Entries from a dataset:
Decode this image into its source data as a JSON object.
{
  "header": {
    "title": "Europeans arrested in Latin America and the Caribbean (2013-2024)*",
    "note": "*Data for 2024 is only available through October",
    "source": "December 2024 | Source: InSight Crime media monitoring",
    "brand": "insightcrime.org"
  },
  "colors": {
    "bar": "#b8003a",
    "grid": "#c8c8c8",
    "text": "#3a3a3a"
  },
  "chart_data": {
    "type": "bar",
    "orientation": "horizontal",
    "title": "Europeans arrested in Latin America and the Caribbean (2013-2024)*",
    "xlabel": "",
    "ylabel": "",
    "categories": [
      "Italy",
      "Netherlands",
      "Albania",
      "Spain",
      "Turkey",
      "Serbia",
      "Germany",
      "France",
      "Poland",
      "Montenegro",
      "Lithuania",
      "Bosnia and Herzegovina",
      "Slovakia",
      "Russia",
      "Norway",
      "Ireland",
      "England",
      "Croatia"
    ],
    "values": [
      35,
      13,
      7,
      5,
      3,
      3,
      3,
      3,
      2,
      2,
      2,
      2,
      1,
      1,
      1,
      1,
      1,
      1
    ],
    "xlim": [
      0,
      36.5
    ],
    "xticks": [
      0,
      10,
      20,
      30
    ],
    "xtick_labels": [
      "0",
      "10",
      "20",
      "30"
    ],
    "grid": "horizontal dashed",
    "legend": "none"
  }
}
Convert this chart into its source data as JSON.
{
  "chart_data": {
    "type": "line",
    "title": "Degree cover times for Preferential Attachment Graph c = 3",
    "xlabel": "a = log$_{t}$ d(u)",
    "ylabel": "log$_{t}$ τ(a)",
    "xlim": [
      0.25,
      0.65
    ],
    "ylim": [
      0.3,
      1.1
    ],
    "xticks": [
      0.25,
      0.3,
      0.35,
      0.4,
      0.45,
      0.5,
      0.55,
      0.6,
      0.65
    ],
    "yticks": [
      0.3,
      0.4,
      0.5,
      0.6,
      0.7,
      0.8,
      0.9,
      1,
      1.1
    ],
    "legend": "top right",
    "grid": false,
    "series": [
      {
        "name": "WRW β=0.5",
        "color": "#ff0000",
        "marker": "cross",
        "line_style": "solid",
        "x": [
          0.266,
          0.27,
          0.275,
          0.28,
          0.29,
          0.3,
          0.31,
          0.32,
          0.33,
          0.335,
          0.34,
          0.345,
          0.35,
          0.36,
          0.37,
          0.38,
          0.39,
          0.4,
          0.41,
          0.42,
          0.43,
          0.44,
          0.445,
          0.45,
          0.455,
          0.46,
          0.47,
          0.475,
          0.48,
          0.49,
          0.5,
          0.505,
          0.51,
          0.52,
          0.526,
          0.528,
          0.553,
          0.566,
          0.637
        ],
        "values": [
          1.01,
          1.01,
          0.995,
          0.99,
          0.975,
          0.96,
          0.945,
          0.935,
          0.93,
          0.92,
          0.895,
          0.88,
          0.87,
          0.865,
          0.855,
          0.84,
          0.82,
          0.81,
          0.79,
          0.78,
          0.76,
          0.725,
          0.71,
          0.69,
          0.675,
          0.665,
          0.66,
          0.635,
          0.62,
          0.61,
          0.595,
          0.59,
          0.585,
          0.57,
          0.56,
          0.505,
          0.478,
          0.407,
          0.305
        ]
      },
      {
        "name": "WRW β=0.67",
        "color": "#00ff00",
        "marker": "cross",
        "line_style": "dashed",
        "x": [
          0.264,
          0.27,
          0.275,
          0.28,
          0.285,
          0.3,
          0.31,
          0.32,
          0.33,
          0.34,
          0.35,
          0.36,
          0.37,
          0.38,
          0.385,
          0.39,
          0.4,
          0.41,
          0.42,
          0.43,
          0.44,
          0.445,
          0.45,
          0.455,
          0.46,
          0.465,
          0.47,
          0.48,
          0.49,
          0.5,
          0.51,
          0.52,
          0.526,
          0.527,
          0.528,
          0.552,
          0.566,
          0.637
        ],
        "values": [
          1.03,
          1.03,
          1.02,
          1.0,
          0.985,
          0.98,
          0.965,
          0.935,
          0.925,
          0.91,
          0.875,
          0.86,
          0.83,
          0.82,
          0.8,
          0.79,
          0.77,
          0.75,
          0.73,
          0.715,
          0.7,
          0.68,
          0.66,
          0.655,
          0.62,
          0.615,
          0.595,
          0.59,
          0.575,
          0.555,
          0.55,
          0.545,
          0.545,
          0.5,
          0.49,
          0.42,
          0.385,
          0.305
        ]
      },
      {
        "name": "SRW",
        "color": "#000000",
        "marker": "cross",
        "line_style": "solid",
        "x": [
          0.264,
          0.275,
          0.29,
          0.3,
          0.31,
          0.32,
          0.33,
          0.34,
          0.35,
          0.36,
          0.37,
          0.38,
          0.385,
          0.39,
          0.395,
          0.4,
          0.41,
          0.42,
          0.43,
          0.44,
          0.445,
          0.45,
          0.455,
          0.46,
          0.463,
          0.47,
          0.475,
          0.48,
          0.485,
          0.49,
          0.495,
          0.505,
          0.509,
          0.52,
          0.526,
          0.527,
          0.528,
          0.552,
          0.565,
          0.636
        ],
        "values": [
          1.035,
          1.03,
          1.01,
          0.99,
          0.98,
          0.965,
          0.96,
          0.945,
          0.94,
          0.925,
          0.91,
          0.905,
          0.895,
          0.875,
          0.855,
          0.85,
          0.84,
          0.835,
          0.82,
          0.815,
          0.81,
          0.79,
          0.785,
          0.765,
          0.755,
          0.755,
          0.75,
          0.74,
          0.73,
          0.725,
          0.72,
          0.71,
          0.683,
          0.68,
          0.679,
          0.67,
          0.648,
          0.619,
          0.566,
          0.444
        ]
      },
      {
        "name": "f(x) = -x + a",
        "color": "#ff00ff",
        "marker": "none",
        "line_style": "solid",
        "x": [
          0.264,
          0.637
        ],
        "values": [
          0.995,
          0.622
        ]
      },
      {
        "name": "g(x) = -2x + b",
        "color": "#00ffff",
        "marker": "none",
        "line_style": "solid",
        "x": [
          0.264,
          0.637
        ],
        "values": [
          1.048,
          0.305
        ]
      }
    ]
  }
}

### Work instructions
How many of the lines above hold "JSON"? Answer with only the number.

### Result of this exercise
2